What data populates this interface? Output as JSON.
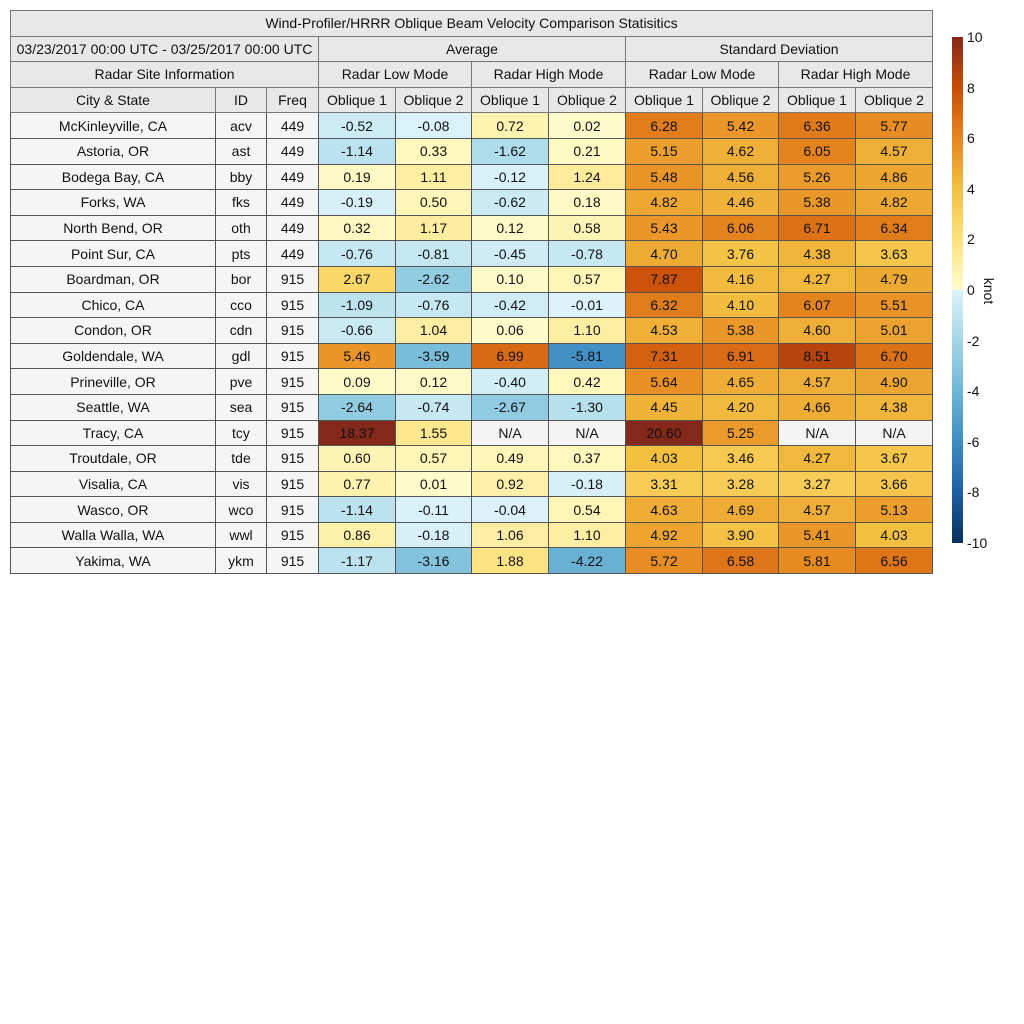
{
  "title": "Wind-Profiler/HRRR Oblique Beam Velocity Comparison Statisitics",
  "date_range": "03/23/2017 00:00 UTC - 03/25/2017 00:00 UTC",
  "group_average": "Average",
  "group_std": "Standard Deviation",
  "site_info": "Radar Site Information",
  "modes": [
    "Radar Low Mode",
    "Radar High Mode",
    "Radar Low Mode",
    "Radar High Mode"
  ],
  "columns": [
    "City & State",
    "ID",
    "Freq",
    "Oblique 1",
    "Oblique 2",
    "Oblique 1",
    "Oblique 2",
    "Oblique 1",
    "Oblique 2",
    "Oblique 1",
    "Oblique 2"
  ],
  "chart_data": {
    "type": "heatmap",
    "colorbar": {
      "label": "knot",
      "range": [
        -10,
        10
      ],
      "ticks": [
        "10",
        "8",
        "6",
        "4",
        "2",
        "0",
        "-2",
        "-4",
        "-6",
        "-8",
        "-10"
      ],
      "stops": [
        [
          -10,
          "#08305e"
        ],
        [
          -8,
          "#1d5fa3"
        ],
        [
          -6,
          "#3d8cc4"
        ],
        [
          -4,
          "#6db6d6"
        ],
        [
          -2,
          "#a3d6e6"
        ],
        [
          0,
          "#dcf3fa"
        ],
        [
          0.001,
          "#fffccc"
        ],
        [
          2,
          "#fde27e"
        ],
        [
          4,
          "#f3c040"
        ],
        [
          6,
          "#e6851e"
        ],
        [
          8,
          "#c94e08"
        ],
        [
          10,
          "#84281a"
        ]
      ]
    },
    "na_color": "#f4f4f4",
    "rows": [
      {
        "city": "McKinleyville, CA",
        "id": "acv",
        "freq": "449",
        "values": [
          "-0.52",
          "-0.08",
          "0.72",
          "0.02",
          "6.28",
          "5.42",
          "6.36",
          "5.77"
        ]
      },
      {
        "city": "Astoria, OR",
        "id": "ast",
        "freq": "449",
        "values": [
          "-1.14",
          "0.33",
          "-1.62",
          "0.21",
          "5.15",
          "4.62",
          "6.05",
          "4.57"
        ]
      },
      {
        "city": "Bodega Bay, CA",
        "id": "bby",
        "freq": "449",
        "values": [
          "0.19",
          "1.11",
          "-0.12",
          "1.24",
          "5.48",
          "4.56",
          "5.26",
          "4.86"
        ]
      },
      {
        "city": "Forks, WA",
        "id": "fks",
        "freq": "449",
        "values": [
          "-0.19",
          "0.50",
          "-0.62",
          "0.18",
          "4.82",
          "4.46",
          "5.38",
          "4.82"
        ]
      },
      {
        "city": "North Bend, OR",
        "id": "oth",
        "freq": "449",
        "values": [
          "0.32",
          "1.17",
          "0.12",
          "0.58",
          "5.43",
          "6.06",
          "6.71",
          "6.34"
        ]
      },
      {
        "city": "Point Sur, CA",
        "id": "pts",
        "freq": "449",
        "values": [
          "-0.76",
          "-0.81",
          "-0.45",
          "-0.78",
          "4.70",
          "3.76",
          "4.38",
          "3.63"
        ]
      },
      {
        "city": "Boardman, OR",
        "id": "bor",
        "freq": "915",
        "values": [
          "2.67",
          "-2.62",
          "0.10",
          "0.57",
          "7.87",
          "4.16",
          "4.27",
          "4.79"
        ]
      },
      {
        "city": "Chico, CA",
        "id": "cco",
        "freq": "915",
        "values": [
          "-1.09",
          "-0.76",
          "-0.42",
          "-0.01",
          "6.32",
          "4.10",
          "6.07",
          "5.51"
        ]
      },
      {
        "city": "Condon, OR",
        "id": "cdn",
        "freq": "915",
        "values": [
          "-0.66",
          "1.04",
          "0.06",
          "1.10",
          "4.53",
          "5.38",
          "4.60",
          "5.01"
        ]
      },
      {
        "city": "Goldendale, WA",
        "id": "gdl",
        "freq": "915",
        "values": [
          "5.46",
          "-3.59",
          "6.99",
          "-5.81",
          "7.31",
          "6.91",
          "8.51",
          "6.70"
        ]
      },
      {
        "city": "Prineville, OR",
        "id": "pve",
        "freq": "915",
        "values": [
          "0.09",
          "0.12",
          "-0.40",
          "0.42",
          "5.64",
          "4.65",
          "4.57",
          "4.90"
        ]
      },
      {
        "city": "Seattle, WA",
        "id": "sea",
        "freq": "915",
        "values": [
          "-2.64",
          "-0.74",
          "-2.67",
          "-1.30",
          "4.45",
          "4.20",
          "4.66",
          "4.38"
        ]
      },
      {
        "city": "Tracy, CA",
        "id": "tcy",
        "freq": "915",
        "values": [
          "18.37",
          "1.55",
          "N/A",
          "N/A",
          "20.60",
          "5.25",
          "N/A",
          "N/A"
        ]
      },
      {
        "city": "Troutdale, OR",
        "id": "tde",
        "freq": "915",
        "values": [
          "0.60",
          "0.57",
          "0.49",
          "0.37",
          "4.03",
          "3.46",
          "4.27",
          "3.67"
        ]
      },
      {
        "city": "Visalia, CA",
        "id": "vis",
        "freq": "915",
        "values": [
          "0.77",
          "0.01",
          "0.92",
          "-0.18",
          "3.31",
          "3.28",
          "3.27",
          "3.66"
        ]
      },
      {
        "city": "Wasco, OR",
        "id": "wco",
        "freq": "915",
        "values": [
          "-1.14",
          "-0.11",
          "-0.04",
          "0.54",
          "4.63",
          "4.69",
          "4.57",
          "5.13"
        ]
      },
      {
        "city": "Walla Walla, WA",
        "id": "wwl",
        "freq": "915",
        "values": [
          "0.86",
          "-0.18",
          "1.06",
          "1.10",
          "4.92",
          "3.90",
          "5.41",
          "4.03"
        ]
      },
      {
        "city": "Yakima, WA",
        "id": "ykm",
        "freq": "915",
        "values": [
          "-1.17",
          "-3.16",
          "1.88",
          "-4.22",
          "5.72",
          "6.58",
          "5.81",
          "6.56"
        ]
      }
    ]
  }
}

(AIM OF THE EXERCISE): All of the records above must be copied exactly, except for the pictures.

(EXERCISE RESULT):
What data populates this interface? Output as JSON.
{
  "title": "Wind-Profiler/HRRR Oblique Beam Velocity Comparison Statisitics",
  "date_range": "03/23/2017 00:00 UTC - 03/25/2017 00:00 UTC",
  "group_average": "Average",
  "group_std": "Standard Deviation",
  "site_info": "Radar Site Information",
  "modes": [
    "Radar Low Mode",
    "Radar High Mode",
    "Radar Low Mode",
    "Radar High Mode"
  ],
  "columns": [
    "City & State",
    "ID",
    "Freq",
    "Oblique 1",
    "Oblique 2",
    "Oblique 1",
    "Oblique 2",
    "Oblique 1",
    "Oblique 2",
    "Oblique 1",
    "Oblique 2"
  ],
  "chart_data": {
    "type": "heatmap",
    "colorbar": {
      "label": "knot",
      "range": [
        -10,
        10
      ],
      "ticks": [
        "10",
        "8",
        "6",
        "4",
        "2",
        "0",
        "-2",
        "-4",
        "-6",
        "-8",
        "-10"
      ],
      "stops": [
        [
          -10,
          "#08305e"
        ],
        [
          -8,
          "#1d5fa3"
        ],
        [
          -6,
          "#3d8cc4"
        ],
        [
          -4,
          "#6db6d6"
        ],
        [
          -2,
          "#a3d6e6"
        ],
        [
          0,
          "#dcf3fa"
        ],
        [
          0.001,
          "#fffccc"
        ],
        [
          2,
          "#fde27e"
        ],
        [
          4,
          "#f3c040"
        ],
        [
          6,
          "#e6851e"
        ],
        [
          8,
          "#c94e08"
        ],
        [
          10,
          "#84281a"
        ]
      ]
    },
    "na_color": "#f4f4f4",
    "rows": [
      {
        "city": "McKinleyville, CA",
        "id": "acv",
        "freq": "449",
        "values": [
          "-0.52",
          "-0.08",
          "0.72",
          "0.02",
          "6.28",
          "5.42",
          "6.36",
          "5.77"
        ]
      },
      {
        "city": "Astoria, OR",
        "id": "ast",
        "freq": "449",
        "values": [
          "-1.14",
          "0.33",
          "-1.62",
          "0.21",
          "5.15",
          "4.62",
          "6.05",
          "4.57"
        ]
      },
      {
        "city": "Bodega Bay, CA",
        "id": "bby",
        "freq": "449",
        "values": [
          "0.19",
          "1.11",
          "-0.12",
          "1.24",
          "5.48",
          "4.56",
          "5.26",
          "4.86"
        ]
      },
      {
        "city": "Forks, WA",
        "id": "fks",
        "freq": "449",
        "values": [
          "-0.19",
          "0.50",
          "-0.62",
          "0.18",
          "4.82",
          "4.46",
          "5.38",
          "4.82"
        ]
      },
      {
        "city": "North Bend, OR",
        "id": "oth",
        "freq": "449",
        "values": [
          "0.32",
          "1.17",
          "0.12",
          "0.58",
          "5.43",
          "6.06",
          "6.71",
          "6.34"
        ]
      },
      {
        "city": "Point Sur, CA",
        "id": "pts",
        "freq": "449",
        "values": [
          "-0.76",
          "-0.81",
          "-0.45",
          "-0.78",
          "4.70",
          "3.76",
          "4.38",
          "3.63"
        ]
      },
      {
        "city": "Boardman, OR",
        "id": "bor",
        "freq": "915",
        "values": [
          "2.67",
          "-2.62",
          "0.10",
          "0.57",
          "7.87",
          "4.16",
          "4.27",
          "4.79"
        ]
      },
      {
        "city": "Chico, CA",
        "id": "cco",
        "freq": "915",
        "values": [
          "-1.09",
          "-0.76",
          "-0.42",
          "-0.01",
          "6.32",
          "4.10",
          "6.07",
          "5.51"
        ]
      },
      {
        "city": "Condon, OR",
        "id": "cdn",
        "freq": "915",
        "values": [
          "-0.66",
          "1.04",
          "0.06",
          "1.10",
          "4.53",
          "5.38",
          "4.60",
          "5.01"
        ]
      },
      {
        "city": "Goldendale, WA",
        "id": "gdl",
        "freq": "915",
        "values": [
          "5.46",
          "-3.59",
          "6.99",
          "-5.81",
          "7.31",
          "6.91",
          "8.51",
          "6.70"
        ]
      },
      {
        "city": "Prineville, OR",
        "id": "pve",
        "freq": "915",
        "values": [
          "0.09",
          "0.12",
          "-0.40",
          "0.42",
          "5.64",
          "4.65",
          "4.57",
          "4.90"
        ]
      },
      {
        "city": "Seattle, WA",
        "id": "sea",
        "freq": "915",
        "values": [
          "-2.64",
          "-0.74",
          "-2.67",
          "-1.30",
          "4.45",
          "4.20",
          "4.66",
          "4.38"
        ]
      },
      {
        "city": "Tracy, CA",
        "id": "tcy",
        "freq": "915",
        "values": [
          "18.37",
          "1.55",
          "N/A",
          "N/A",
          "20.60",
          "5.25",
          "N/A",
          "N/A"
        ]
      },
      {
        "city": "Troutdale, OR",
        "id": "tde",
        "freq": "915",
        "values": [
          "0.60",
          "0.57",
          "0.49",
          "0.37",
          "4.03",
          "3.46",
          "4.27",
          "3.67"
        ]
      },
      {
        "city": "Visalia, CA",
        "id": "vis",
        "freq": "915",
        "values": [
          "0.77",
          "0.01",
          "0.92",
          "-0.18",
          "3.31",
          "3.28",
          "3.27",
          "3.66"
        ]
      },
      {
        "city": "Wasco, OR",
        "id": "wco",
        "freq": "915",
        "values": [
          "-1.14",
          "-0.11",
          "-0.04",
          "0.54",
          "4.63",
          "4.69",
          "4.57",
          "5.13"
        ]
      },
      {
        "city": "Walla Walla, WA",
        "id": "wwl",
        "freq": "915",
        "values": [
          "0.86",
          "-0.18",
          "1.06",
          "1.10",
          "4.92",
          "3.90",
          "5.41",
          "4.03"
        ]
      },
      {
        "city": "Yakima, WA",
        "id": "ykm",
        "freq": "915",
        "values": [
          "-1.17",
          "-3.16",
          "1.88",
          "-4.22",
          "5.72",
          "6.58",
          "5.81",
          "6.56"
        ]
      }
    ]
  }
}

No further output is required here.